Given instruction. Write out the material again exactly, please, and omit the pictures.

Task input.
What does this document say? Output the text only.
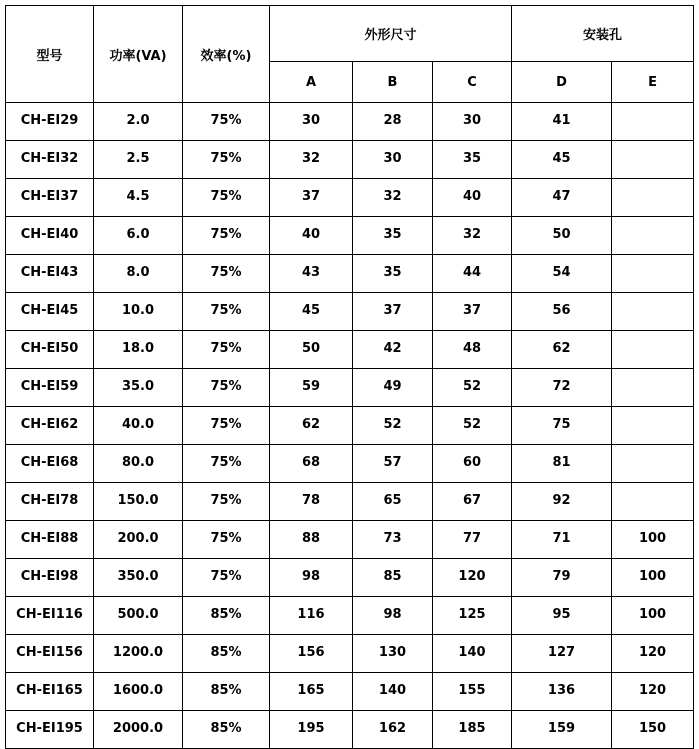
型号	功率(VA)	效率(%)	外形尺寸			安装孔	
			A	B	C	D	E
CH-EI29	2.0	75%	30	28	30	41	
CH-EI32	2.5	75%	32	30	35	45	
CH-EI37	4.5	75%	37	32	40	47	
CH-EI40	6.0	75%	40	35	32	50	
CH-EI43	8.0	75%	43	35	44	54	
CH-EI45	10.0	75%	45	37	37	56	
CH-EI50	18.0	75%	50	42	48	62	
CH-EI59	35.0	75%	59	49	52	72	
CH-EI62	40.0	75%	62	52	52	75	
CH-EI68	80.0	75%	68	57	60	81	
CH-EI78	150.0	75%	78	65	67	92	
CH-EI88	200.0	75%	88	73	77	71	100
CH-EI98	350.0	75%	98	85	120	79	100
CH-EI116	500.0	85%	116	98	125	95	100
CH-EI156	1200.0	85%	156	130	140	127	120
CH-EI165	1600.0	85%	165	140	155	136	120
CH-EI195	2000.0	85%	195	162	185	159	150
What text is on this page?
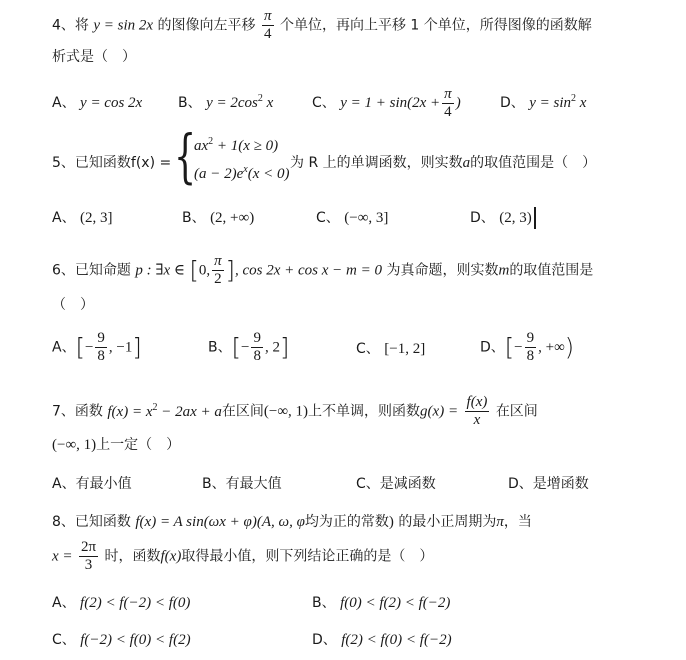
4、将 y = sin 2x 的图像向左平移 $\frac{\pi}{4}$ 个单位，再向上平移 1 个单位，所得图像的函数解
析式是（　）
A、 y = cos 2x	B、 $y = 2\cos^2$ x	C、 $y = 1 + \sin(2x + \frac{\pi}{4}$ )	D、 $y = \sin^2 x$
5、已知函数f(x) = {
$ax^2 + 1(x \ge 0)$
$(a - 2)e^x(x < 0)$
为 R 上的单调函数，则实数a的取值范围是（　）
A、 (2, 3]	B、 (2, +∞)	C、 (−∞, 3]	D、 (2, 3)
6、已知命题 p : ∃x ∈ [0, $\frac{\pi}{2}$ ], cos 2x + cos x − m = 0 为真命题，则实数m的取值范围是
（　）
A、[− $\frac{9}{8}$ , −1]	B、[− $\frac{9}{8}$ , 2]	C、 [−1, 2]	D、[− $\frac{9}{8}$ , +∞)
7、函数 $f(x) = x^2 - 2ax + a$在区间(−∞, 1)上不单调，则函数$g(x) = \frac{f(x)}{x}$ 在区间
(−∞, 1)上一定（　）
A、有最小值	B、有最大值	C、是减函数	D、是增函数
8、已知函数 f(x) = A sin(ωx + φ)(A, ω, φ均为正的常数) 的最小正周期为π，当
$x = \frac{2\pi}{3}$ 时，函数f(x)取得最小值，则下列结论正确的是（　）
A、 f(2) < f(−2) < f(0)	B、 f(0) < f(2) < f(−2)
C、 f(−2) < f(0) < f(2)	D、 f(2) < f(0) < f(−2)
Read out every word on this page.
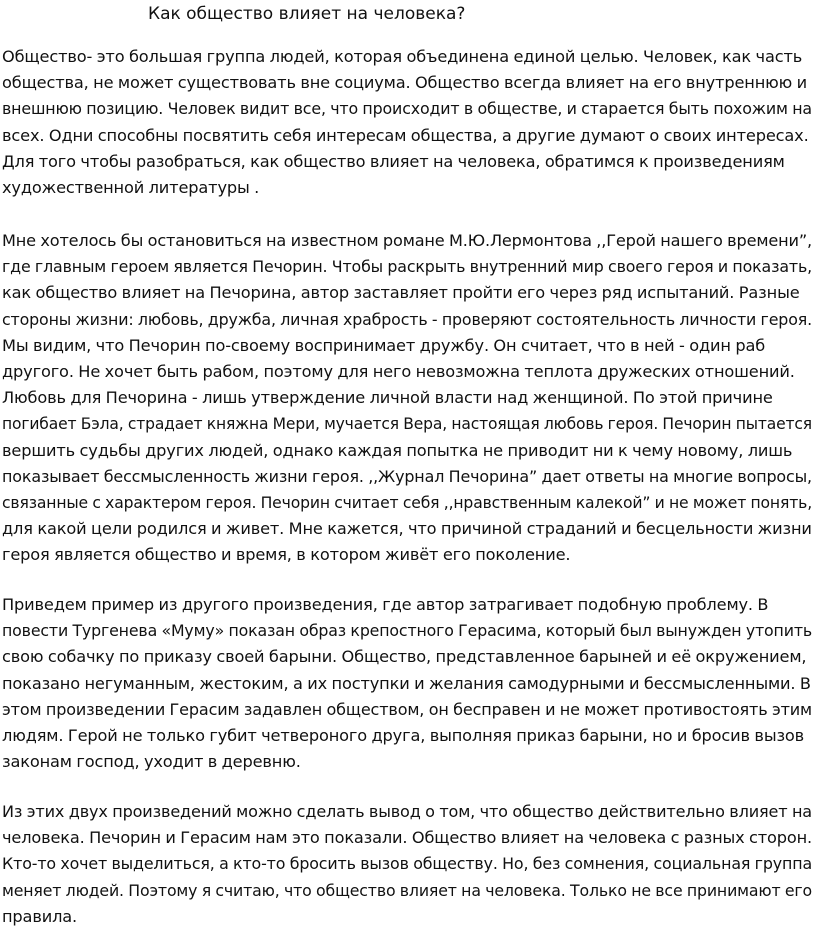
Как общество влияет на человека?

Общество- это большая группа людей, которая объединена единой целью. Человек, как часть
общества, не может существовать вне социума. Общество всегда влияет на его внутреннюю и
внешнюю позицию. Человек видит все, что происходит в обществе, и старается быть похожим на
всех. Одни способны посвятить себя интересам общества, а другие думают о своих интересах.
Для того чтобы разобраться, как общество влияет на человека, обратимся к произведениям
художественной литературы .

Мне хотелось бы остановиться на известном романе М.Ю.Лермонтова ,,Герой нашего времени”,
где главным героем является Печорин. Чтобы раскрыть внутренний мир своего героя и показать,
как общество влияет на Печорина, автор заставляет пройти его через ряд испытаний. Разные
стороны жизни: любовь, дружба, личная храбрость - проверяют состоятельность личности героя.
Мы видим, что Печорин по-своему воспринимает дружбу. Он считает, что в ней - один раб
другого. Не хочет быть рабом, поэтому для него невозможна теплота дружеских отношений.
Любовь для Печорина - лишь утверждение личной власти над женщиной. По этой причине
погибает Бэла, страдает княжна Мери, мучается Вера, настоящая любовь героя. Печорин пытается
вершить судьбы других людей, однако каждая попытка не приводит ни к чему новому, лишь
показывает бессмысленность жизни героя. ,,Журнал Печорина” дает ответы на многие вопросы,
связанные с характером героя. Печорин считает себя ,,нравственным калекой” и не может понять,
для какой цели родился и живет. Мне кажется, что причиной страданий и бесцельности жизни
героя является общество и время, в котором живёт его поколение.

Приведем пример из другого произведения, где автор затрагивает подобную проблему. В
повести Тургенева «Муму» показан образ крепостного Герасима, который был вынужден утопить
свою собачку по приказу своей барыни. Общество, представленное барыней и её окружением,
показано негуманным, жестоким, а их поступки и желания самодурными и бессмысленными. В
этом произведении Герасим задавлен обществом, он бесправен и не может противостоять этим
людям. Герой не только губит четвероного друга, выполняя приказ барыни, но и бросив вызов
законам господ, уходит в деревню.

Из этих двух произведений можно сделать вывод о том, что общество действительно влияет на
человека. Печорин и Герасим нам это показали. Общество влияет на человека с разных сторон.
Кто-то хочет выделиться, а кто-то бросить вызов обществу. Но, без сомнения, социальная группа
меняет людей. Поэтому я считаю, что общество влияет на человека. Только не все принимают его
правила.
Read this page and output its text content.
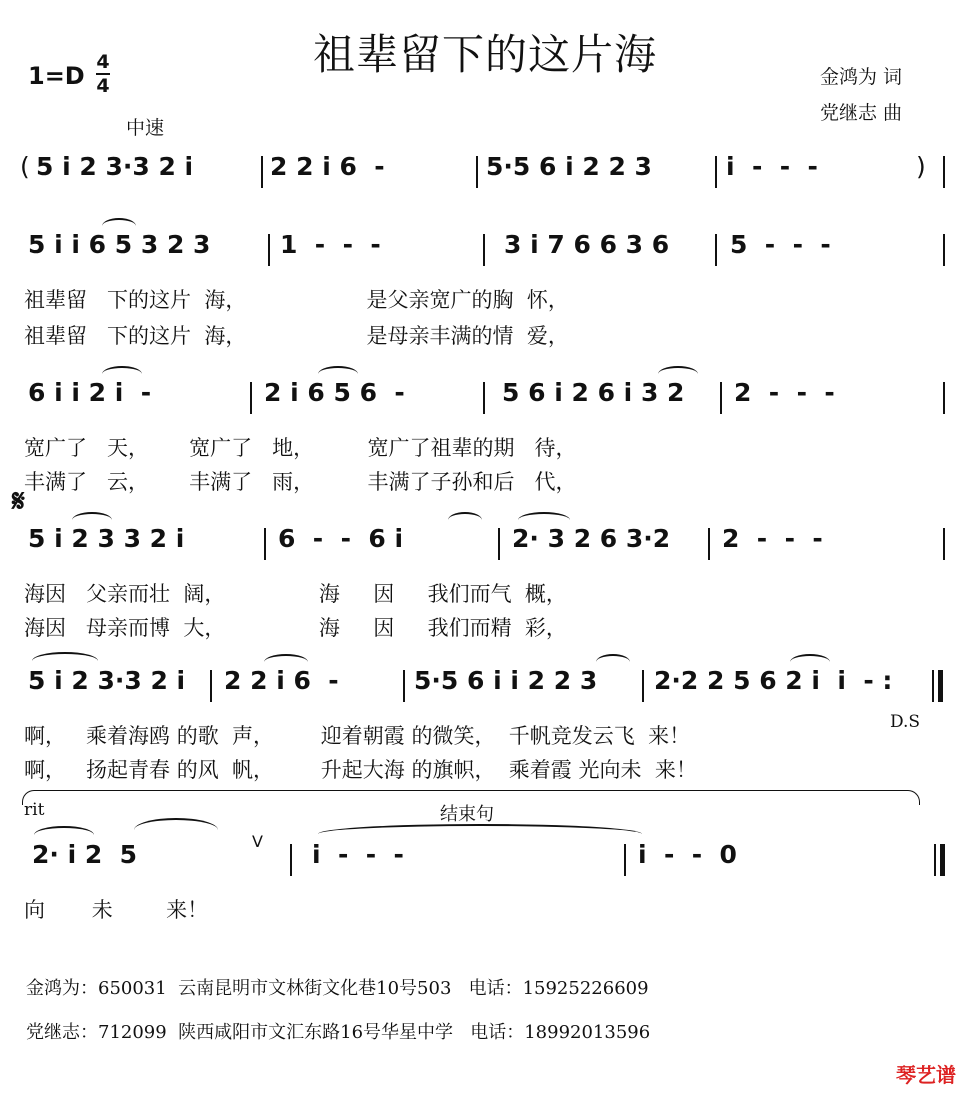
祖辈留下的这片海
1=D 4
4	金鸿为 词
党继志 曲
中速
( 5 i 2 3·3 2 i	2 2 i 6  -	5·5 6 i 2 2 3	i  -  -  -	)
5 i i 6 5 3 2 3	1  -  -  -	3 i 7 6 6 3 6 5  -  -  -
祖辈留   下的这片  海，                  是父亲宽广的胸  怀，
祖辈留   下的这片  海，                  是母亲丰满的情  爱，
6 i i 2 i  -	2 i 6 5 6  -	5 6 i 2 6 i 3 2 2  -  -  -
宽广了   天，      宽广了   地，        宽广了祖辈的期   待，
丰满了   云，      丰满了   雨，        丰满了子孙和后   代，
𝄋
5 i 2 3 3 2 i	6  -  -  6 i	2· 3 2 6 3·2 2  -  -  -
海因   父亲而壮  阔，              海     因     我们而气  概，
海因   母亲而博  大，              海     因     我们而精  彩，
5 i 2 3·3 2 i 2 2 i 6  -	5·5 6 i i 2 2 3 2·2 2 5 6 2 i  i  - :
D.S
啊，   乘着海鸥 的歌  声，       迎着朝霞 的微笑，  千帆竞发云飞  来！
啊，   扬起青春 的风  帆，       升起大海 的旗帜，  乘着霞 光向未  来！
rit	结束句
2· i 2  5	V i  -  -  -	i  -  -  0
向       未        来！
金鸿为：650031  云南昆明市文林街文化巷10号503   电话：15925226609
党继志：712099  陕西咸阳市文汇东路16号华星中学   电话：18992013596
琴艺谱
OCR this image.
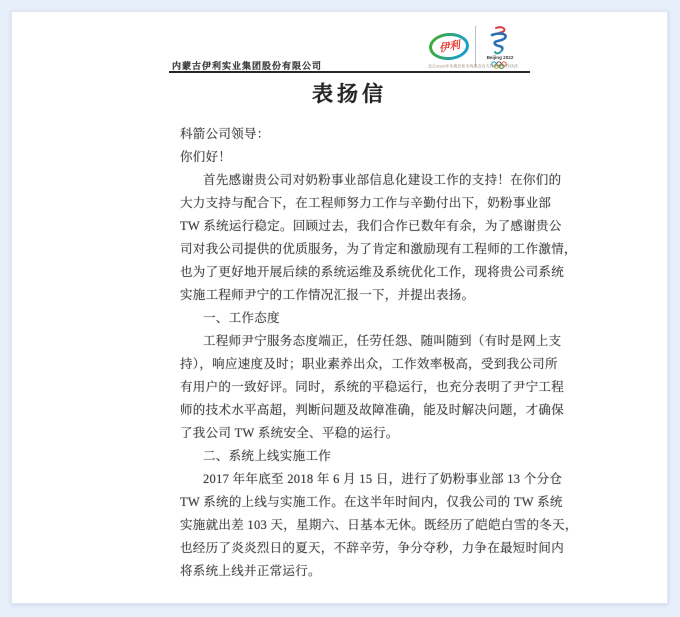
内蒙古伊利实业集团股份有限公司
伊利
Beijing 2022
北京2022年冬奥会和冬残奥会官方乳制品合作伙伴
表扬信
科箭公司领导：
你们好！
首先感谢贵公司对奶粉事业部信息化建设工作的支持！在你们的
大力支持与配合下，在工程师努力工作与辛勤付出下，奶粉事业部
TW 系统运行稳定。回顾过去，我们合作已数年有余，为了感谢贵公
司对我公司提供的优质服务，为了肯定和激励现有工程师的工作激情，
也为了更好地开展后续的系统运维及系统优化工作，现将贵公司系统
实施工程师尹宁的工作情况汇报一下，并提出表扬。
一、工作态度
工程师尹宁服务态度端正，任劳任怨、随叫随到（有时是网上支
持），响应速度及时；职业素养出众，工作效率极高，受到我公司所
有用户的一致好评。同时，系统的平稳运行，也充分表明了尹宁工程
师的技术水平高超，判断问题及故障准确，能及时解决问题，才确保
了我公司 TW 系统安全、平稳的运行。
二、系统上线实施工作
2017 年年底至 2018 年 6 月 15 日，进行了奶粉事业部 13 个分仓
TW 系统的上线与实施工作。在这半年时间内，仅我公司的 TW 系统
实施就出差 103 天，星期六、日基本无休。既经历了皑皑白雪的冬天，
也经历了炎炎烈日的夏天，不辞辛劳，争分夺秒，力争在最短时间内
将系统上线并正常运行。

Response to this task.
What does this document say? Output the text only.
型号	功率(VA)	效率(%)	外形尺寸			安装孔	
			A	B	C	D	E
CH-EI29	2.0	75%	30	28	30	41	
CH-EI32	2.5	75%	32	30	35	45	
CH-EI37	4.5	75%	37	32	40	47	
CH-EI40	6.0	75%	40	35	32	50	
CH-EI43	8.0	75%	43	35	44	54	
CH-EI45	10.0	75%	45	37	37	56	
CH-EI50	18.0	75%	50	42	48	62	
CH-EI59	35.0	75%	59	49	52	72	
CH-EI62	40.0	75%	62	52	52	75	
CH-EI68	80.0	75%	68	57	60	81	
CH-EI78	150.0	75%	78	65	67	92	
CH-EI88	200.0	75%	88	73	77	71	100
CH-EI98	350.0	75%	98	85	120	79	100
CH-EI116	500.0	85%	116	98	125	95	100
CH-EI156	1200.0	85%	156	130	140	127	120
CH-EI165	1600.0	85%	165	140	155	136	120
CH-EI195	2000.0	85%	195	162	185	159	150
What text is on this page?
4、将 y = sin 2x 的图像向左平移 $\frac{\pi}{4}$ 个单位，再向上平移 1 个单位，所得图像的函数解
析式是（　）
A、 y = cos 2x	B、 $y = 2\cos^2$ x	C、 $y = 1 + \sin(2x + \frac{\pi}{4}$ )	D、 $y = \sin^2 x$
5、已知函数f(x) = {
$ax^2 + 1(x \ge 0)$
$(a - 2)e^x(x < 0)$
为 R 上的单调函数，则实数a的取值范围是（　）
A、 (2, 3]	B、 (2, +∞)	C、 (−∞, 3]	D、 (2, 3)
6、已知命题 p : ∃x ∈ [0, $\frac{\pi}{2}$ ], cos 2x + cos x − m = 0 为真命题，则实数m的取值范围是
（　）
A、[− $\frac{9}{8}$ , −1]	B、[− $\frac{9}{8}$ , 2]	C、 [−1, 2]	D、[− $\frac{9}{8}$ , +∞)
7、函数 $f(x) = x^2 - 2ax + a$在区间(−∞, 1)上不单调，则函数$g(x) = \frac{f(x)}{x}$ 在区间
(−∞, 1)上一定（　）
A、有最小值	B、有最大值	C、是减函数	D、是增函数
8、已知函数 f(x) = A sin(ωx + φ)(A, ω, φ均为正的常数) 的最小正周期为π，当
$x = \frac{2\pi}{3}$ 时，函数f(x)取得最小值，则下列结论正确的是（　）
A、 f(2) < f(−2) < f(0)	B、 f(0) < f(2) < f(−2)
C、 f(−2) < f(0) < f(2)	D、 f(2) < f(0) < f(−2)
Read out every word on this page.
Как общество влияет на человека?

Общество- это большая группа людей, которая объединена единой целью. Человек, как часть
общества, не может существовать вне социума. Общество всегда влияет на его внутреннюю и
внешнюю позицию. Человек видит все, что происходит в обществе, и старается быть похожим на
всех. Одни способны посвятить себя интересам общества, а другие думают о своих интересах.
Для того чтобы разобраться, как общество влияет на человека, обратимся к произведениям
художественной литературы .

Мне хотелось бы остановиться на известном романе М.Ю.Лермонтова ,,Герой нашего времени”,
где главным героем является Печорин. Чтобы раскрыть внутренний мир своего героя и показать,
как общество влияет на Печорина, автор заставляет пройти его через ряд испытаний. Разные
стороны жизни: любовь, дружба, личная храбрость - проверяют состоятельность личности героя.
Мы видим, что Печорин по-своему воспринимает дружбу. Он считает, что в ней - один раб
другого. Не хочет быть рабом, поэтому для него невозможна теплота дружеских отношений.
Любовь для Печорина - лишь утверждение личной власти над женщиной. По этой причине
погибает Бэла, страдает княжна Мери, мучается Вера, настоящая любовь героя. Печорин пытается
вершить судьбы других людей, однако каждая попытка не приводит ни к чему новому, лишь
показывает бессмысленность жизни героя. ,,Журнал Печорина” дает ответы на многие вопросы,
связанные с характером героя. Печорин считает себя ,,нравственным калекой” и не может понять,
для какой цели родился и живет. Мне кажется, что причиной страданий и бесцельности жизни
героя является общество и время, в котором живёт его поколение.

Приведем пример из другого произведения, где автор затрагивает подобную проблему. В
повести Тургенева «Муму» показан образ крепостного Герасима, который был вынужден утопить
свою собачку по приказу своей барыни. Общество, представленное барыней и её окружением,
показано негуманным, жестоким, а их поступки и желания самодурными и бессмысленными. В
этом произведении Герасим задавлен обществом, он бесправен и не может противостоять этим
людям. Герой не только губит четвероного друга, выполняя приказ барыни, но и бросив вызов
законам господ, уходит в деревню.

Из этих двух произведений можно сделать вывод о том, что общество действительно влияет на
человека. Печорин и Герасим нам это показали. Общество влияет на человека с разных сторон.
Кто-то хочет выделиться, а кто-то бросить вызов обществу. Но, без сомнения, социальная группа
меняет людей. Поэтому я считаю, что общество влияет на человека. Только не все принимают его
правила.
Read this page and output its text content.
祖辈留下的这片海
1=D 4
4	金鸿为 词
党继志 曲
中速
( 5 i 2 3·3 2 i	2 2 i 6  -	5·5 6 i 2 2 3	i  -  -  -	)
5 i i 6 5 3 2 3	1  -  -  -	3 i 7 6 6 3 6 5  -  -  -
祖辈留   下的这片  海，                  是父亲宽广的胸  怀，
祖辈留   下的这片  海，                  是母亲丰满的情  爱，
6 i i 2 i  -	2 i 6 5 6  -	5 6 i 2 6 i 3 2 2  -  -  -
宽广了   天，      宽广了   地，        宽广了祖辈的期   待，
丰满了   云，      丰满了   雨，        丰满了子孙和后   代，
𝄋
5 i 2 3 3 2 i	6  -  -  6 i	2· 3 2 6 3·2 2  -  -  -
海因   父亲而壮  阔，              海     因     我们而气  概，
海因   母亲而博  大，              海     因     我们而精  彩，
5 i 2 3·3 2 i 2 2 i 6  -	5·5 6 i i 2 2 3 2·2 2 5 6 2 i  i  - :
D.S
啊，   乘着海鸥 的歌  声，       迎着朝霞 的微笑，  千帆竞发云飞  来！
啊，   扬起青春 的风  帆，       升起大海 的旗帜，  乘着霞 光向未  来！
rit	结束句
2· i 2  5	V i  -  -  -	i  -  -  0
向       未        来！
金鸿为：650031  云南昆明市文林街文化巷10号503   电话：15925226609
党继志：712099  陕西咸阳市文汇东路16号华星中学   电话：18992013596
琴艺谱
OCR this image.
内蒙古伊利实业集团股份有限公司
伊利
Beijing 2022
北京2022年冬奥会和冬残奥会官方乳制品合作伙伴
表扬信
科箭公司领导：
你们好！
首先感谢贵公司对奶粉事业部信息化建设工作的支持！在你们的
大力支持与配合下，在工程师努力工作与辛勤付出下，奶粉事业部
TW 系统运行稳定。回顾过去，我们合作已数年有余，为了感谢贵公
司对我公司提供的优质服务，为了肯定和激励现有工程师的工作激情，
也为了更好地开展后续的系统运维及系统优化工作，现将贵公司系统
实施工程师尹宁的工作情况汇报一下，并提出表扬。
一、工作态度
工程师尹宁服务态度端正，任劳任怨、随叫随到（有时是网上支
持），响应速度及时；职业素养出众，工作效率极高，受到我公司所
有用户的一致好评。同时，系统的平稳运行，也充分表明了尹宁工程
师的技术水平高超，判断问题及故障准确，能及时解决问题，才确保
了我公司 TW 系统安全、平稳的运行。
二、系统上线实施工作
2017 年年底至 2018 年 6 月 15 日，进行了奶粉事业部 13 个分仓
TW 系统的上线与实施工作。在这半年时间内，仅我公司的 TW 系统
实施就出差 103 天，星期六、日基本无休。既经历了皑皑白雪的冬天，
也经历了炎炎烈日的夏天，不辞辛劳，争分夺秒，力争在最短时间内
将系统上线并正常运行。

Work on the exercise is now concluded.